> _Exercise details_
How many lines in the entries below include the string "Rate"? Answer with the number only.

** Start Listing **

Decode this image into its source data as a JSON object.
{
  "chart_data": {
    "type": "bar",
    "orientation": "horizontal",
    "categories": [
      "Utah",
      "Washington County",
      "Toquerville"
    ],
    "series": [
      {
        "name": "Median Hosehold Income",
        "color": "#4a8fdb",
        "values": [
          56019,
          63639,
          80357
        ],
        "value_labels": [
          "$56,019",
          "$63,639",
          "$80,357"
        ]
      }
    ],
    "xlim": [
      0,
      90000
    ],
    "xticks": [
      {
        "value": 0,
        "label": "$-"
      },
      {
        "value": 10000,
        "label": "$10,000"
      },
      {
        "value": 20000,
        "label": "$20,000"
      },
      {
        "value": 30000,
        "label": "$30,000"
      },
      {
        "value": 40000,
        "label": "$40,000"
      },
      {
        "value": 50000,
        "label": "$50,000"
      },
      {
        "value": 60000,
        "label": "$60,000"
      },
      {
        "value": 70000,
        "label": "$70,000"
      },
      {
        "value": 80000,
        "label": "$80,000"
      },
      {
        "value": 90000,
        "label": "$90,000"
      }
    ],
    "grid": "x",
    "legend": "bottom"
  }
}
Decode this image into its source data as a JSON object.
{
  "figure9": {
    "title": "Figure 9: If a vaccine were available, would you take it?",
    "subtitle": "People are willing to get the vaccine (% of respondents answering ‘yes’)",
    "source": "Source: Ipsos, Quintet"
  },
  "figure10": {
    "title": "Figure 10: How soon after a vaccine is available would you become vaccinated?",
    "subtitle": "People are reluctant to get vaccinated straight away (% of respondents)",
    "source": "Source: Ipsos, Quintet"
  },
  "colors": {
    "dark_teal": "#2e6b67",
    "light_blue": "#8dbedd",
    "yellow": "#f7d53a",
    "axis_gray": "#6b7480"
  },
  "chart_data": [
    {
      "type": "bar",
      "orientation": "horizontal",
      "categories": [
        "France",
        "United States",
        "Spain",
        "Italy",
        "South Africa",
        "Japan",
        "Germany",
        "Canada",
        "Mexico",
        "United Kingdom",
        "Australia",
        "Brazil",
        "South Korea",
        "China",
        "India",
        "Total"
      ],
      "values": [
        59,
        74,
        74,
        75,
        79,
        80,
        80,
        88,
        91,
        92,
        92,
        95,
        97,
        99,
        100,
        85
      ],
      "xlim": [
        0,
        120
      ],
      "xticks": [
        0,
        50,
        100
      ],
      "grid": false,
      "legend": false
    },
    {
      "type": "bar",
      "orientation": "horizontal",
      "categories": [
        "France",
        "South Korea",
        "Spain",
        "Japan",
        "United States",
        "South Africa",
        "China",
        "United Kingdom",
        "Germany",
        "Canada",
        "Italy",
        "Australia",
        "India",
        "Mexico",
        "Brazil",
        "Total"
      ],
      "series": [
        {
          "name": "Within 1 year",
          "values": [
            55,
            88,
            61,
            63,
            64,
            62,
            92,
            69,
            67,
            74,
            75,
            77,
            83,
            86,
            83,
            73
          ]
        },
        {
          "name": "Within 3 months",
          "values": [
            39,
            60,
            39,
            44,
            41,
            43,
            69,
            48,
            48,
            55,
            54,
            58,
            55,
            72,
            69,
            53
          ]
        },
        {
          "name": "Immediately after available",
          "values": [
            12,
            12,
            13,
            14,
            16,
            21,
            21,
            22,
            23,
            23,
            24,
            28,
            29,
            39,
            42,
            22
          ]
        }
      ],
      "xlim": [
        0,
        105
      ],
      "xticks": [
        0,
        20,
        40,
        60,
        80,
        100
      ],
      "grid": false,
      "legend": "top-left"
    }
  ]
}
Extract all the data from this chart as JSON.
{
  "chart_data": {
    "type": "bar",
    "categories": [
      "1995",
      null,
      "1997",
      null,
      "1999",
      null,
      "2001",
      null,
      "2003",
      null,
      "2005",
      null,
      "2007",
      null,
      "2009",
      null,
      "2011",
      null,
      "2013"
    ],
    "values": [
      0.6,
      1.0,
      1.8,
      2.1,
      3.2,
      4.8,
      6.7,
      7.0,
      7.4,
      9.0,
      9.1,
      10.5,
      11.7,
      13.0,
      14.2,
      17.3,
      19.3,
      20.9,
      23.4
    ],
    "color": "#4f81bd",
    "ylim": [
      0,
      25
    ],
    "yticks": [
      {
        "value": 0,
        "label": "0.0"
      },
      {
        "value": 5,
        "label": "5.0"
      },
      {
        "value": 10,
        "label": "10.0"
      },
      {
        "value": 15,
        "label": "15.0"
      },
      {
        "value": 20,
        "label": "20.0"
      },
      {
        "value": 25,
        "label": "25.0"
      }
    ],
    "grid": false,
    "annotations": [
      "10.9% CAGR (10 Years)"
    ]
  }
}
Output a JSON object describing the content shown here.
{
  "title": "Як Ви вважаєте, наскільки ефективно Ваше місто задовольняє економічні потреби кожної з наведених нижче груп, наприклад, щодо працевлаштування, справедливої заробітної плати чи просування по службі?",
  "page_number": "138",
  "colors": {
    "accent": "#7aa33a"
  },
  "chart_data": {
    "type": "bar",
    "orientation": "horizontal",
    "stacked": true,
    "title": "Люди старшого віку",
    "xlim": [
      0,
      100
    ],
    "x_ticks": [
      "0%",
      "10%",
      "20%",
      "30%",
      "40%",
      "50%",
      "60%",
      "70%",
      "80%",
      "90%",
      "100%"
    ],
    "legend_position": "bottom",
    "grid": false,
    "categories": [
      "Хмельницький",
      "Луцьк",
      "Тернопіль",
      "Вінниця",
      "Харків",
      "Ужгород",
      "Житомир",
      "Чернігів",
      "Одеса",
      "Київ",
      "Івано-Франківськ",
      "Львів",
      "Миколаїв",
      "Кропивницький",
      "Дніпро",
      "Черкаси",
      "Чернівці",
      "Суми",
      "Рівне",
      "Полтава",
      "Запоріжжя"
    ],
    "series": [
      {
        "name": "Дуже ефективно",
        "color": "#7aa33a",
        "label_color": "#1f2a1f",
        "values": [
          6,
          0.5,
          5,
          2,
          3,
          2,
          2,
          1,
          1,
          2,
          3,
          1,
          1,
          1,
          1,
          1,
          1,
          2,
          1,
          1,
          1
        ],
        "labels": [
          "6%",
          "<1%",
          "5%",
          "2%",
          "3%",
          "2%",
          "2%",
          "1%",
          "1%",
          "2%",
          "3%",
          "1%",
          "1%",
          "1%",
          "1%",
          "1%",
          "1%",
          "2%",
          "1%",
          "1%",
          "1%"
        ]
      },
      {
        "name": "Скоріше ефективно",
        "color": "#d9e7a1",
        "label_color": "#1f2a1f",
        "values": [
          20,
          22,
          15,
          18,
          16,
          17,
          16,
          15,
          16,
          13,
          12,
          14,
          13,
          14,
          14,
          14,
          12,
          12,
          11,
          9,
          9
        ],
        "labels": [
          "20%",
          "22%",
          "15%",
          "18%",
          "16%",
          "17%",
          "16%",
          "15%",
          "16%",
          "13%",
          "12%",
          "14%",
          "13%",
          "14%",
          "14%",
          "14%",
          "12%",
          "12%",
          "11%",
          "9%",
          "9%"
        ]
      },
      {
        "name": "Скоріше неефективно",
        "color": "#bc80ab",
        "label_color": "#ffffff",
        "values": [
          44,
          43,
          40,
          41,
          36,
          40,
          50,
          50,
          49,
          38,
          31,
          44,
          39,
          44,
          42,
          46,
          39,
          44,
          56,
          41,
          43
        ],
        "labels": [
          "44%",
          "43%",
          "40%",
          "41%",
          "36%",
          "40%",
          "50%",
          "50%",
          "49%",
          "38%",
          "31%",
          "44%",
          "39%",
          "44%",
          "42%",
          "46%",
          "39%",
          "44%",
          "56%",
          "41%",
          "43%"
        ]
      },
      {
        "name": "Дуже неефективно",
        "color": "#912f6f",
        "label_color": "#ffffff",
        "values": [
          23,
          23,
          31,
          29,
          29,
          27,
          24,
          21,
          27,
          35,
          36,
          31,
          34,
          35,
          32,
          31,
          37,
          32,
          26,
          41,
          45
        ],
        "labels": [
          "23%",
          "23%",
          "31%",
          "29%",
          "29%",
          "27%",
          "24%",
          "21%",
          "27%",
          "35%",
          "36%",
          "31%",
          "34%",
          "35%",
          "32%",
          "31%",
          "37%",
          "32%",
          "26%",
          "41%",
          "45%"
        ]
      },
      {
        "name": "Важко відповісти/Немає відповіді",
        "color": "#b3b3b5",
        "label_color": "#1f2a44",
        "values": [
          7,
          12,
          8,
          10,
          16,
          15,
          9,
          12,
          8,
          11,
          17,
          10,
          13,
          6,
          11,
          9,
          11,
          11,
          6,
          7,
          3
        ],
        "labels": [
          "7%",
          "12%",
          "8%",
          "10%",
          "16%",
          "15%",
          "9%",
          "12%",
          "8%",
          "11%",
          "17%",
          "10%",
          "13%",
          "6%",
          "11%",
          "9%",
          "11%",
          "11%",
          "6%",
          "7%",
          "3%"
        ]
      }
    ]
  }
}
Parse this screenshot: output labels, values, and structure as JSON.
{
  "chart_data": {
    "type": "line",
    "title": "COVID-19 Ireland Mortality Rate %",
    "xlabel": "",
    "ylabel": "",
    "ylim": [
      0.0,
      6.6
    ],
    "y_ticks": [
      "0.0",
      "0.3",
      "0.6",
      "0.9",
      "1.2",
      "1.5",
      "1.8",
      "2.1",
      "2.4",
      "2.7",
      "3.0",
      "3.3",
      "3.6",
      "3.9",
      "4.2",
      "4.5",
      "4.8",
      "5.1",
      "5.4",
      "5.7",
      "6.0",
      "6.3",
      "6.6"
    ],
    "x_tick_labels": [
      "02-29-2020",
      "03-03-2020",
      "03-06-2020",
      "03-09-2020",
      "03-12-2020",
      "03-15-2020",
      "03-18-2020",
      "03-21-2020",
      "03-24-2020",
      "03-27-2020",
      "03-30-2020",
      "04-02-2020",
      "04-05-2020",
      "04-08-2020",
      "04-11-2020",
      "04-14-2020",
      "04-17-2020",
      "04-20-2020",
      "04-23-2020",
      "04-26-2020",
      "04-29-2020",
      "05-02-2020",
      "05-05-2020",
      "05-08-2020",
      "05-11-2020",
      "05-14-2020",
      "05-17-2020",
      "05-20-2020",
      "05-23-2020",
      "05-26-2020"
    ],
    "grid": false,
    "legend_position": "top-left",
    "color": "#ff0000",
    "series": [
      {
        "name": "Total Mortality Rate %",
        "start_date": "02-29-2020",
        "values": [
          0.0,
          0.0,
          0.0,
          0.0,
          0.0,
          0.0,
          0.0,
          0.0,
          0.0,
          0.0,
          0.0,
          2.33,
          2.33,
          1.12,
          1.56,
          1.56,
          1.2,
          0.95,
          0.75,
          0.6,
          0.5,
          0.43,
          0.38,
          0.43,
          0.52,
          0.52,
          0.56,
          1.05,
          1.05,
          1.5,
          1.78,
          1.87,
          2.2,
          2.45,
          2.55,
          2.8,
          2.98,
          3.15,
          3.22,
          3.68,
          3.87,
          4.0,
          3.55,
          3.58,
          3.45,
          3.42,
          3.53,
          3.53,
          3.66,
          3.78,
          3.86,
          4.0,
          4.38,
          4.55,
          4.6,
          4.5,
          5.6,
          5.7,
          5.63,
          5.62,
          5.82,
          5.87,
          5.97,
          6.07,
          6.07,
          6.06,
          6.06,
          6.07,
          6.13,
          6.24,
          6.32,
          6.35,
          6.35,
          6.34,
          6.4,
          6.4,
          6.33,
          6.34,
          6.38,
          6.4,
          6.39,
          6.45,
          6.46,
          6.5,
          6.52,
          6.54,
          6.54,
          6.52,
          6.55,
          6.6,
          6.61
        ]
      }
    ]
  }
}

** End Listing **

> _Task response_
2